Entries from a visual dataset
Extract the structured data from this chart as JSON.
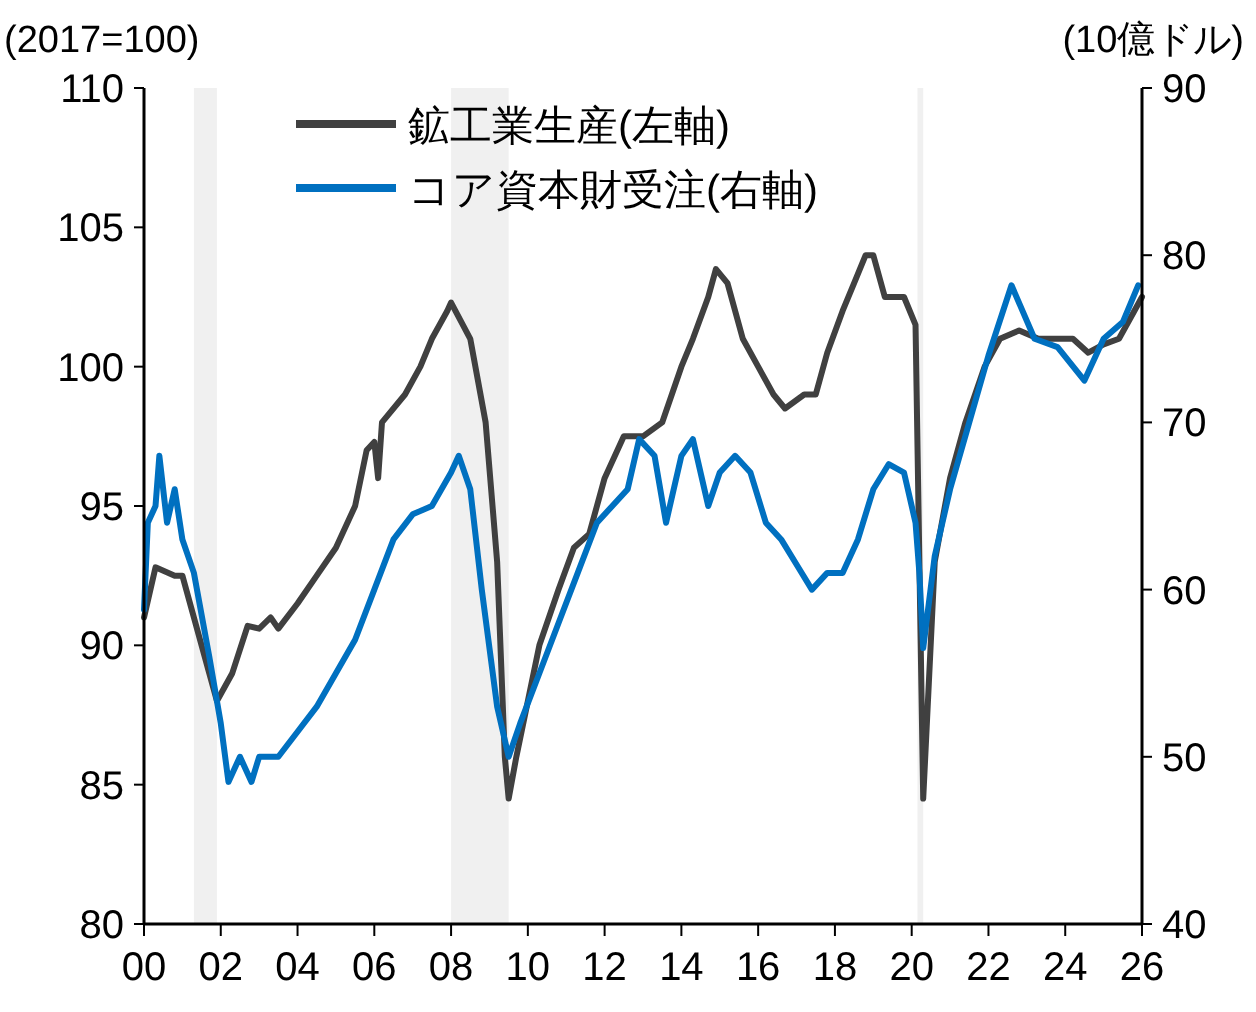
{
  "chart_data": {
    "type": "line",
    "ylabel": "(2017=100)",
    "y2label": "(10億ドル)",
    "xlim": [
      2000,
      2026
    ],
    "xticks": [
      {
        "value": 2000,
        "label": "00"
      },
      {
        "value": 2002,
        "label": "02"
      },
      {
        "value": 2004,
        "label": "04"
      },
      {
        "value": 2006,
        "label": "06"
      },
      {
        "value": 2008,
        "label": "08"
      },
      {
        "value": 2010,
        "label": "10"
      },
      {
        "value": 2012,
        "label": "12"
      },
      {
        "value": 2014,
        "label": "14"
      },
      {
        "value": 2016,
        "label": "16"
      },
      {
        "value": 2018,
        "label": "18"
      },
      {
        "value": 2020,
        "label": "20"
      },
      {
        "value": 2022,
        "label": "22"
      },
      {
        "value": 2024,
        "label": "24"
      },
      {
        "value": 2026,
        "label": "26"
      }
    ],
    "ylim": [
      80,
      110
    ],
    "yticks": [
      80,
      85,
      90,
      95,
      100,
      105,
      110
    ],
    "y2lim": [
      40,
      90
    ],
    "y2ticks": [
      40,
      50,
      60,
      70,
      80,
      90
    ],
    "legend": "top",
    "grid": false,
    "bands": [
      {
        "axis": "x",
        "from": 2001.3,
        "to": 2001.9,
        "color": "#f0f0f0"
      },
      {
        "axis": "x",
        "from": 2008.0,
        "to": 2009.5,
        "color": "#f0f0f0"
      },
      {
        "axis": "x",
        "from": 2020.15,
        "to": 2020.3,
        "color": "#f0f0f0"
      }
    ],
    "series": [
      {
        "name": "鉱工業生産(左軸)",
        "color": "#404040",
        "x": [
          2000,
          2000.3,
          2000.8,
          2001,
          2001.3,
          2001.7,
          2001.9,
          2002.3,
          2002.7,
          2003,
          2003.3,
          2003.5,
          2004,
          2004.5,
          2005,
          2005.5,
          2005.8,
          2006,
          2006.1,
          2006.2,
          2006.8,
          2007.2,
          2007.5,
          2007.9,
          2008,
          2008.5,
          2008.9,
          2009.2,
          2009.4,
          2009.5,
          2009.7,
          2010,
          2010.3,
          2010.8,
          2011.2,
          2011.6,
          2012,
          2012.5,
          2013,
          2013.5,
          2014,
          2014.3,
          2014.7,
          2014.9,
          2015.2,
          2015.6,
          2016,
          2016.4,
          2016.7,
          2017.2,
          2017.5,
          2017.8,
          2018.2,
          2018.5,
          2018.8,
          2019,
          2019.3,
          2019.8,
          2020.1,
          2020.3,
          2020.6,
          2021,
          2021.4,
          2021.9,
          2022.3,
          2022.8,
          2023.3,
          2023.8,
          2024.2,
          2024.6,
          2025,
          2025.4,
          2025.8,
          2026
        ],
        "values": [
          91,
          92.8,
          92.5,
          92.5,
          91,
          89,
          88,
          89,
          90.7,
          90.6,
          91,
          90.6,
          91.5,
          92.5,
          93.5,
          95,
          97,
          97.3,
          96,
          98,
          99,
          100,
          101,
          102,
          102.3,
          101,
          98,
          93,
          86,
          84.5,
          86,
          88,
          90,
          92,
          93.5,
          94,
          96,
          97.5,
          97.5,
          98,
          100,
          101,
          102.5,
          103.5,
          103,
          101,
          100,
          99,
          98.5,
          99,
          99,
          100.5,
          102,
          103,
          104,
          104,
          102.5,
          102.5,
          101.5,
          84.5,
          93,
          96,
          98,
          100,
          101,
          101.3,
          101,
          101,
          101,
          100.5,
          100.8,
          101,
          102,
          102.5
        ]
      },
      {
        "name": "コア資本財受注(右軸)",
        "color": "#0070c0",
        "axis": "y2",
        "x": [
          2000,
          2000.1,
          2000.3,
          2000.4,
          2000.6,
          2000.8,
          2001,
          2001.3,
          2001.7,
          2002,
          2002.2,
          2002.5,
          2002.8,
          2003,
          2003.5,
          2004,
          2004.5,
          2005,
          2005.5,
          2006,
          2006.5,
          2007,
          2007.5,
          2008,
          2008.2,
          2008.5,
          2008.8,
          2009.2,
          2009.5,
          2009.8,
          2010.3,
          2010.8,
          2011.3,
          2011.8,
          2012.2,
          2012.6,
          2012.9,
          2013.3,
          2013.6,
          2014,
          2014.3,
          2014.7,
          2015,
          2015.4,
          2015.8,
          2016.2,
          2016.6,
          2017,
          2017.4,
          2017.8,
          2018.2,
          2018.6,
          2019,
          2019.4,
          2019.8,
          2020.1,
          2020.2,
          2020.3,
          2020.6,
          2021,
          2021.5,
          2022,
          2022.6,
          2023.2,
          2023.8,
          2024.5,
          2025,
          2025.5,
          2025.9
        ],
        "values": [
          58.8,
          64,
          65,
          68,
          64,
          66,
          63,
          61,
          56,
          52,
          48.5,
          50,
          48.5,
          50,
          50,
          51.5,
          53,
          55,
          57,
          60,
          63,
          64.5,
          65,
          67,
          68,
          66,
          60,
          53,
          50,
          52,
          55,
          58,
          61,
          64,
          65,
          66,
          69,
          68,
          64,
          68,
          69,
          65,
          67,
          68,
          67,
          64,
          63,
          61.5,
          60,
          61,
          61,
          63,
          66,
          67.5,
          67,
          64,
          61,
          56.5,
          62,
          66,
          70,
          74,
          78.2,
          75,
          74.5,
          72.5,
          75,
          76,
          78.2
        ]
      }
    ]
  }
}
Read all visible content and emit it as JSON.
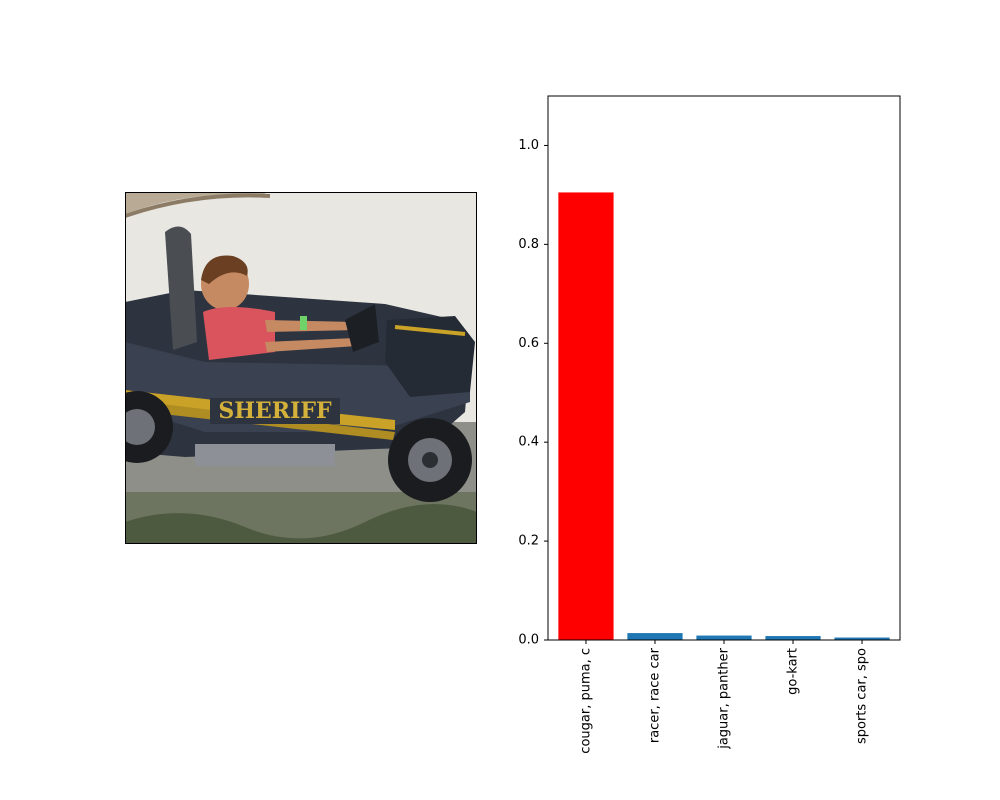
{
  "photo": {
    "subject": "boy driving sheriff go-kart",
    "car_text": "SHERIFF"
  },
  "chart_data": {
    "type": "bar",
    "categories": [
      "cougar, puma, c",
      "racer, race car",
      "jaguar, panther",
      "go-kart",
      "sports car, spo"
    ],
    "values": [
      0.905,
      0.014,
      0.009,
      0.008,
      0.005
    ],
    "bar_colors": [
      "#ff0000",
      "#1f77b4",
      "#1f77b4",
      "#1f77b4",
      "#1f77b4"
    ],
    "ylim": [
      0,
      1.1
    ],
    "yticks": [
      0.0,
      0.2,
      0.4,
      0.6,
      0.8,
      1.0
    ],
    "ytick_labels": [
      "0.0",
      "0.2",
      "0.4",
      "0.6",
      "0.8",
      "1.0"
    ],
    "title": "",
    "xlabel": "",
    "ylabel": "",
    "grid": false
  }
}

*WHAT IS NEEDED*. Leave every image out, and retype the material exactly.

*FULL RESPONSE*.
Extract the structured data from this chart as JSON.
{
  "chart_data": {
    "type": "line",
    "ylabel": "(2017=100)",
    "y2label": "(10億ドル)",
    "xlim": [
      2000,
      2026
    ],
    "xticks": [
      {
        "value": 2000,
        "label": "00"
      },
      {
        "value": 2002,
        "label": "02"
      },
      {
        "value": 2004,
        "label": "04"
      },
      {
        "value": 2006,
        "label": "06"
      },
      {
        "value": 2008,
        "label": "08"
      },
      {
        "value": 2010,
        "label": "10"
      },
      {
        "value": 2012,
        "label": "12"
      },
      {
        "value": 2014,
        "label": "14"
      },
      {
        "value": 2016,
        "label": "16"
      },
      {
        "value": 2018,
        "label": "18"
      },
      {
        "value": 2020,
        "label": "20"
      },
      {
        "value": 2022,
        "label": "22"
      },
      {
        "value": 2024,
        "label": "24"
      },
      {
        "value": 2026,
        "label": "26"
      }
    ],
    "ylim": [
      80,
      110
    ],
    "yticks": [
      80,
      85,
      90,
      95,
      100,
      105,
      110
    ],
    "y2lim": [
      40,
      90
    ],
    "y2ticks": [
      40,
      50,
      60,
      70,
      80,
      90
    ],
    "legend": "top",
    "grid": false,
    "bands": [
      {
        "axis": "x",
        "from": 2001.3,
        "to": 2001.9,
        "color": "#f0f0f0"
      },
      {
        "axis": "x",
        "from": 2008.0,
        "to": 2009.5,
        "color": "#f0f0f0"
      },
      {
        "axis": "x",
        "from": 2020.15,
        "to": 2020.3,
        "color": "#f0f0f0"
      }
    ],
    "series": [
      {
        "name": "鉱工業生産(左軸)",
        "color": "#404040",
        "x": [
          2000,
          2000.3,
          2000.8,
          2001,
          2001.3,
          2001.7,
          2001.9,
          2002.3,
          2002.7,
          2003,
          2003.3,
          2003.5,
          2004,
          2004.5,
          2005,
          2005.5,
          2005.8,
          2006,
          2006.1,
          2006.2,
          2006.8,
          2007.2,
          2007.5,
          2007.9,
          2008,
          2008.5,
          2008.9,
          2009.2,
          2009.4,
          2009.5,
          2009.7,
          2010,
          2010.3,
          2010.8,
          2011.2,
          2011.6,
          2012,
          2012.5,
          2013,
          2013.5,
          2014,
          2014.3,
          2014.7,
          2014.9,
          2015.2,
          2015.6,
          2016,
          2016.4,
          2016.7,
          2017.2,
          2017.5,
          2017.8,
          2018.2,
          2018.5,
          2018.8,
          2019,
          2019.3,
          2019.8,
          2020.1,
          2020.3,
          2020.6,
          2021,
          2021.4,
          2021.9,
          2022.3,
          2022.8,
          2023.3,
          2023.8,
          2024.2,
          2024.6,
          2025,
          2025.4,
          2025.8,
          2026
        ],
        "values": [
          91,
          92.8,
          92.5,
          92.5,
          91,
          89,
          88,
          89,
          90.7,
          90.6,
          91,
          90.6,
          91.5,
          92.5,
          93.5,
          95,
          97,
          97.3,
          96,
          98,
          99,
          100,
          101,
          102,
          102.3,
          101,
          98,
          93,
          86,
          84.5,
          86,
          88,
          90,
          92,
          93.5,
          94,
          96,
          97.5,
          97.5,
          98,
          100,
          101,
          102.5,
          103.5,
          103,
          101,
          100,
          99,
          98.5,
          99,
          99,
          100.5,
          102,
          103,
          104,
          104,
          102.5,
          102.5,
          101.5,
          84.5,
          93,
          96,
          98,
          100,
          101,
          101.3,
          101,
          101,
          101,
          100.5,
          100.8,
          101,
          102,
          102.5
        ]
      },
      {
        "name": "コア資本財受注(右軸)",
        "color": "#0070c0",
        "axis": "y2",
        "x": [
          2000,
          2000.1,
          2000.3,
          2000.4,
          2000.6,
          2000.8,
          2001,
          2001.3,
          2001.7,
          2002,
          2002.2,
          2002.5,
          2002.8,
          2003,
          2003.5,
          2004,
          2004.5,
          2005,
          2005.5,
          2006,
          2006.5,
          2007,
          2007.5,
          2008,
          2008.2,
          2008.5,
          2008.8,
          2009.2,
          2009.5,
          2009.8,
          2010.3,
          2010.8,
          2011.3,
          2011.8,
          2012.2,
          2012.6,
          2012.9,
          2013.3,
          2013.6,
          2014,
          2014.3,
          2014.7,
          2015,
          2015.4,
          2015.8,
          2016.2,
          2016.6,
          2017,
          2017.4,
          2017.8,
          2018.2,
          2018.6,
          2019,
          2019.4,
          2019.8,
          2020.1,
          2020.2,
          2020.3,
          2020.6,
          2021,
          2021.5,
          2022,
          2022.6,
          2023.2,
          2023.8,
          2024.5,
          2025,
          2025.5,
          2025.9
        ],
        "values": [
          58.8,
          64,
          65,
          68,
          64,
          66,
          63,
          61,
          56,
          52,
          48.5,
          50,
          48.5,
          50,
          50,
          51.5,
          53,
          55,
          57,
          60,
          63,
          64.5,
          65,
          67,
          68,
          66,
          60,
          53,
          50,
          52,
          55,
          58,
          61,
          64,
          65,
          66,
          69,
          68,
          64,
          68,
          69,
          65,
          67,
          68,
          67,
          64,
          63,
          61.5,
          60,
          61,
          61,
          63,
          66,
          67.5,
          67,
          64,
          61,
          56.5,
          62,
          66,
          70,
          74,
          78.2,
          75,
          74.5,
          72.5,
          75,
          76,
          78.2
        ]
      }
    ]
  }
}
Read all visible content and emit it as JSON.
{
  "photo": {
    "subject": "boy driving sheriff go-kart",
    "car_text": "SHERIFF"
  },
  "chart_data": {
    "type": "bar",
    "categories": [
      "cougar, puma, c",
      "racer, race car",
      "jaguar, panther",
      "go-kart",
      "sports car, spo"
    ],
    "values": [
      0.905,
      0.014,
      0.009,
      0.008,
      0.005
    ],
    "bar_colors": [
      "#ff0000",
      "#1f77b4",
      "#1f77b4",
      "#1f77b4",
      "#1f77b4"
    ],
    "ylim": [
      0,
      1.1
    ],
    "yticks": [
      0.0,
      0.2,
      0.4,
      0.6,
      0.8,
      1.0
    ],
    "ytick_labels": [
      "0.0",
      "0.2",
      "0.4",
      "0.6",
      "0.8",
      "1.0"
    ],
    "title": "",
    "xlabel": "",
    "ylabel": "",
    "grid": false
  }
}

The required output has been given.